======== Entries shown

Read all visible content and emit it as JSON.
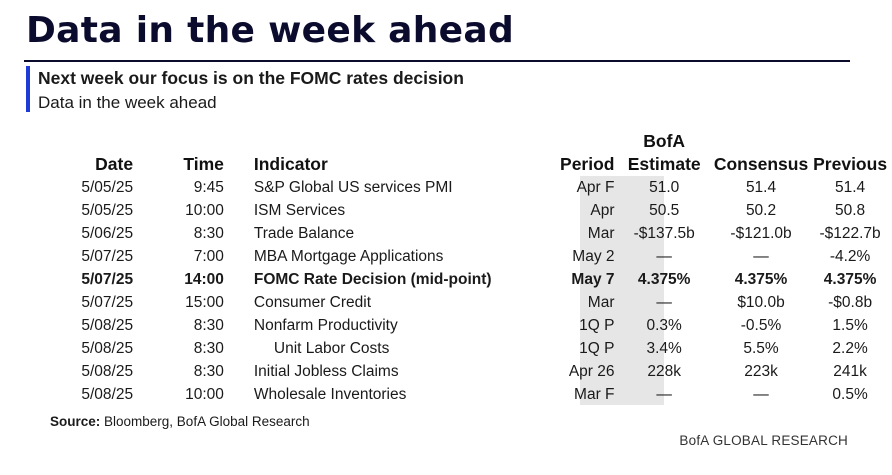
{
  "title": "Data in the week ahead",
  "subtitle": "Next week our focus is on the FOMC rates decision",
  "subtitle2": "Data in the week ahead",
  "columns": {
    "date": "Date",
    "time": "Time",
    "indicator": "Indicator",
    "period": "Period",
    "estimate_line1": "BofA",
    "estimate_line2": "Estimate",
    "consensus": "Consensus",
    "previous": "Previous"
  },
  "rows": [
    {
      "date": "5/05/25",
      "time": "9:45",
      "indicator": "S&P Global US services PMI",
      "period": "Apr F",
      "estimate": "51.0",
      "consensus": "51.4",
      "previous": "51.4"
    },
    {
      "date": "5/05/25",
      "time": "10:00",
      "indicator": "ISM Services",
      "period": "Apr",
      "estimate": "50.5",
      "consensus": "50.2",
      "previous": "50.8"
    },
    {
      "date": "5/06/25",
      "time": "8:30",
      "indicator": "Trade Balance",
      "period": "Mar",
      "estimate": "-$137.5b",
      "consensus": "-$121.0b",
      "previous": "-$122.7b"
    },
    {
      "date": "5/07/25",
      "time": "7:00",
      "indicator": "MBA Mortgage Applications",
      "period": "May 2",
      "estimate": "—",
      "consensus": "—",
      "previous": "-4.2%"
    },
    {
      "date": "5/07/25",
      "time": "14:00",
      "indicator": "FOMC Rate Decision (mid-point)",
      "period": "May 7",
      "estimate": "4.375%",
      "consensus": "4.375%",
      "previous": "4.375%"
    },
    {
      "date": "5/07/25",
      "time": "15:00",
      "indicator": "Consumer Credit",
      "period": "Mar",
      "estimate": "—",
      "consensus": "$10.0b",
      "previous": "-$0.8b"
    },
    {
      "date": "5/08/25",
      "time": "8:30",
      "indicator": "Nonfarm Productivity",
      "period": "1Q P",
      "estimate": "0.3%",
      "consensus": "-0.5%",
      "previous": "1.5%"
    },
    {
      "date": "5/08/25",
      "time": "8:30",
      "indicator": "Unit Labor Costs",
      "period": "1Q P",
      "estimate": "3.4%",
      "consensus": "5.5%",
      "previous": "2.2%"
    },
    {
      "date": "5/08/25",
      "time": "8:30",
      "indicator": "Initial Jobless Claims",
      "period": "Apr 26",
      "estimate": "228k",
      "consensus": "223k",
      "previous": "241k"
    },
    {
      "date": "5/08/25",
      "time": "10:00",
      "indicator": "Wholesale Inventories",
      "period": "Mar F",
      "estimate": "—",
      "consensus": "—",
      "previous": "0.5%"
    }
  ],
  "source_label": "Source:",
  "source_text": " Bloomberg, BofA Global Research",
  "brand": "BofA GLOBAL RESEARCH"
}
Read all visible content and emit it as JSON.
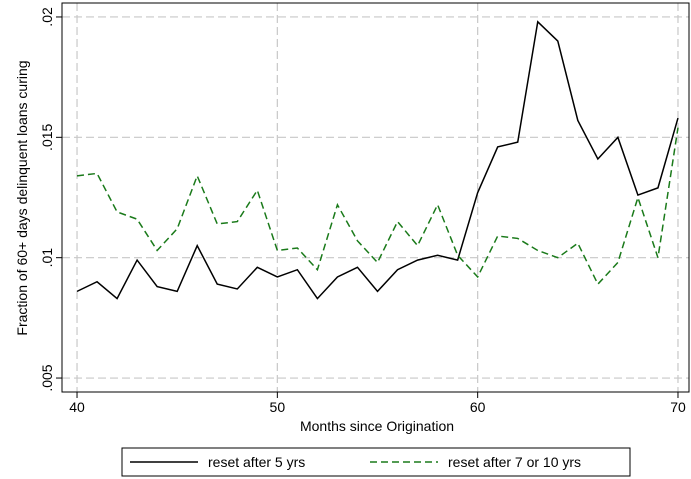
{
  "chart_data": {
    "type": "line",
    "x_label": "Months since Origination",
    "y_label": "Fraction of 60+ days delinquent loans curing",
    "x": [
      40,
      41,
      42,
      43,
      44,
      45,
      46,
      47,
      48,
      49,
      50,
      51,
      52,
      53,
      54,
      55,
      56,
      57,
      58,
      59,
      60,
      61,
      62,
      63,
      64,
      65,
      66,
      67,
      68,
      69,
      70
    ],
    "series": [
      {
        "name": "reset after 5 yrs",
        "color": "#000000",
        "dash": "solid",
        "values": [
          0.0086,
          0.009,
          0.0083,
          0.0099,
          0.0088,
          0.0086,
          0.0105,
          0.0089,
          0.0087,
          0.0096,
          0.0092,
          0.0095,
          0.0083,
          0.0092,
          0.0096,
          0.0086,
          0.0095,
          0.0099,
          0.0101,
          0.0099,
          0.0127,
          0.0146,
          0.0148,
          0.0198,
          0.019,
          0.0157,
          0.0141,
          0.015,
          0.0126,
          0.0129,
          0.0158
        ]
      },
      {
        "name": "reset after 7 or 10 yrs",
        "color": "#1a7a1a",
        "dash": "dashed",
        "values": [
          0.0134,
          0.0135,
          0.0119,
          0.0116,
          0.0103,
          0.0112,
          0.0134,
          0.0114,
          0.0115,
          0.0128,
          0.0103,
          0.0104,
          0.0095,
          0.0122,
          0.0107,
          0.0098,
          0.0115,
          0.0105,
          0.0122,
          0.0101,
          0.0092,
          0.0109,
          0.0108,
          0.0103,
          0.01,
          0.0106,
          0.0089,
          0.0098,
          0.0125,
          0.01,
          0.0154
        ]
      }
    ],
    "xlim": [
      39.25,
      70.55
    ],
    "ylim": [
      0.00442,
      0.02058
    ],
    "xticks": [
      40,
      50,
      60,
      70
    ],
    "yticks": [
      {
        "value": 0.005,
        "label": ".005"
      },
      {
        "value": 0.01,
        "label": ".01"
      },
      {
        "value": 0.015,
        "label": ".015"
      },
      {
        "value": 0.02,
        "label": ".02"
      }
    ],
    "grid": true,
    "legend": "bottom"
  }
}
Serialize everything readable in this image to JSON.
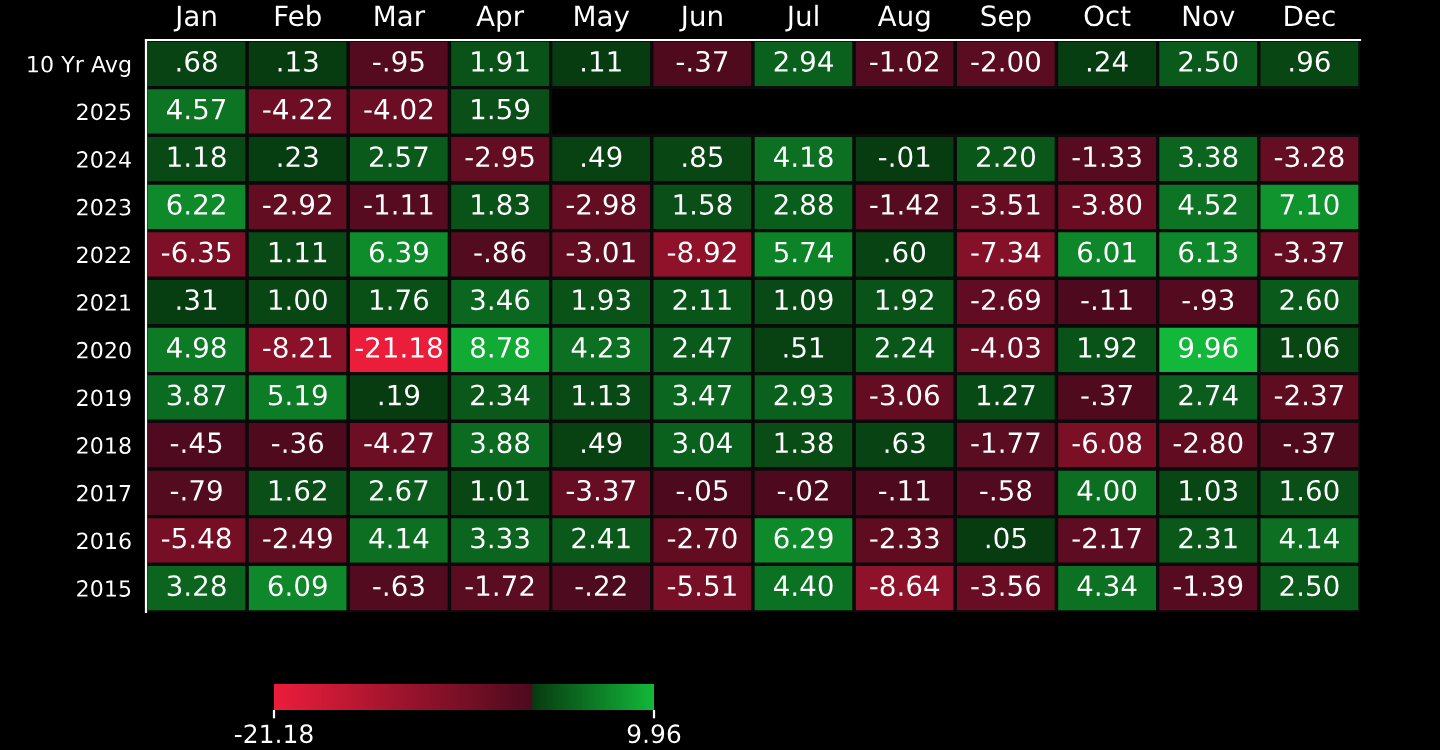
{
  "chart_data": {
    "type": "heatmap",
    "categories": [
      "Jan",
      "Feb",
      "Mar",
      "Apr",
      "May",
      "Jun",
      "Jul",
      "Aug",
      "Sep",
      "Oct",
      "Nov",
      "Dec"
    ],
    "y_categories": [
      "10 Yr Avg",
      "2025",
      "2024",
      "2023",
      "2022",
      "2021",
      "2020",
      "2019",
      "2018",
      "2017",
      "2016",
      "2015"
    ],
    "cells": [
      [
        0.68,
        0.13,
        -0.95,
        1.91,
        0.11,
        -0.37,
        2.94,
        -1.02,
        -2.0,
        0.24,
        2.5,
        0.96
      ],
      [
        4.57,
        -4.22,
        -4.02,
        1.59,
        null,
        null,
        null,
        null,
        null,
        null,
        null,
        null
      ],
      [
        1.18,
        0.23,
        2.57,
        -2.95,
        0.49,
        0.85,
        4.18,
        -0.01,
        2.2,
        -1.33,
        3.38,
        -3.28
      ],
      [
        6.22,
        -2.92,
        -1.11,
        1.83,
        -2.98,
        1.58,
        2.88,
        -1.42,
        -3.51,
        -3.8,
        4.52,
        7.1
      ],
      [
        -6.35,
        1.11,
        6.39,
        -0.86,
        -3.01,
        -8.92,
        5.74,
        0.6,
        -7.34,
        6.01,
        6.13,
        -3.37
      ],
      [
        0.31,
        1.0,
        1.76,
        3.46,
        1.93,
        2.11,
        1.09,
        1.92,
        -2.69,
        -0.11,
        -0.93,
        2.6
      ],
      [
        4.98,
        -8.21,
        -21.18,
        8.78,
        4.23,
        2.47,
        0.51,
        2.24,
        -4.03,
        1.92,
        9.96,
        1.06
      ],
      [
        3.87,
        5.19,
        0.19,
        2.34,
        1.13,
        3.47,
        2.93,
        -3.06,
        1.27,
        -0.37,
        2.74,
        -2.37
      ],
      [
        -0.45,
        -0.36,
        -4.27,
        3.88,
        0.49,
        3.04,
        1.38,
        0.63,
        -1.77,
        -6.08,
        -2.8,
        -0.37
      ],
      [
        -0.79,
        1.62,
        2.67,
        1.01,
        -3.37,
        -0.05,
        -0.02,
        -0.11,
        -0.58,
        4.0,
        1.03,
        1.6
      ],
      [
        -5.48,
        -2.49,
        4.14,
        3.33,
        2.41,
        -2.7,
        6.29,
        -2.33,
        0.05,
        -2.17,
        2.31,
        4.14
      ],
      [
        3.28,
        6.09,
        -0.63,
        -1.72,
        -0.22,
        -5.51,
        4.4,
        -8.64,
        -3.56,
        4.34,
        -1.39,
        2.5
      ]
    ],
    "cell_labels": [
      [
        ".68",
        ".13",
        "-.95",
        "1.91",
        ".11",
        "-.37",
        "2.94",
        "-1.02",
        "-2.00",
        ".24",
        "2.50",
        ".96"
      ],
      [
        "4.57",
        "-4.22",
        "-4.02",
        "1.59",
        null,
        null,
        null,
        null,
        null,
        null,
        null,
        null
      ],
      [
        "1.18",
        ".23",
        "2.57",
        "-2.95",
        ".49",
        ".85",
        "4.18",
        "-.01",
        "2.20",
        "-1.33",
        "3.38",
        "-3.28"
      ],
      [
        "6.22",
        "-2.92",
        "-1.11",
        "1.83",
        "-2.98",
        "1.58",
        "2.88",
        "-1.42",
        "-3.51",
        "-3.80",
        "4.52",
        "7.10"
      ],
      [
        "-6.35",
        "1.11",
        "6.39",
        "-.86",
        "-3.01",
        "-8.92",
        "5.74",
        ".60",
        "-7.34",
        "6.01",
        "6.13",
        "-3.37"
      ],
      [
        ".31",
        "1.00",
        "1.76",
        "3.46",
        "1.93",
        "2.11",
        "1.09",
        "1.92",
        "-2.69",
        "-.11",
        "-.93",
        "2.60"
      ],
      [
        "4.98",
        "-8.21",
        "-21.18",
        "8.78",
        "4.23",
        "2.47",
        ".51",
        "2.24",
        "-4.03",
        "1.92",
        "9.96",
        "1.06"
      ],
      [
        "3.87",
        "5.19",
        ".19",
        "2.34",
        "1.13",
        "3.47",
        "2.93",
        "-3.06",
        "1.27",
        "-.37",
        "2.74",
        "-2.37"
      ],
      [
        "-.45",
        "-.36",
        "-4.27",
        "3.88",
        ".49",
        "3.04",
        "1.38",
        ".63",
        "-1.77",
        "-6.08",
        "-2.80",
        "-.37"
      ],
      [
        "-.79",
        "1.62",
        "2.67",
        "1.01",
        "-3.37",
        "-.05",
        "-.02",
        "-.11",
        "-.58",
        "4.00",
        "1.03",
        "1.60"
      ],
      [
        "-5.48",
        "-2.49",
        "4.14",
        "3.33",
        "2.41",
        "-2.70",
        "6.29",
        "-2.33",
        ".05",
        "-2.17",
        "2.31",
        "4.14"
      ],
      [
        "3.28",
        "6.09",
        "-.63",
        "-1.72",
        "-.22",
        "-5.51",
        "4.40",
        "-8.64",
        "-3.56",
        "4.34",
        "-1.39",
        "2.50"
      ]
    ],
    "clim": [
      -21.18,
      9.96
    ],
    "cticks": [
      {
        "value": -21.18,
        "label": "-21.18"
      },
      {
        "value": 9.96,
        "label": "9.96"
      }
    ]
  }
}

================

▸ What to produce:
Pick out and copy the lines of the material that include the word "indicator".

▸ Solution to the exercise:
    "indicator": "Indicator",
      "indicator": "S&P Global US services PMI",
      "indicator": "ISM Services",
      "indicator": "Trade Balance",
      "indicator": "MBA Mortgage Applications",
      "indicator": "FOMC Rate Decision (mid-point)",
      "indicator": "Consumer Credit",
      "indicator": "Nonfarm Productivity",
      "indicator": "Unit Labor Costs",
      "indicator": "Initial Jobless Claims",
      "indicator": "Wholesale Inventories",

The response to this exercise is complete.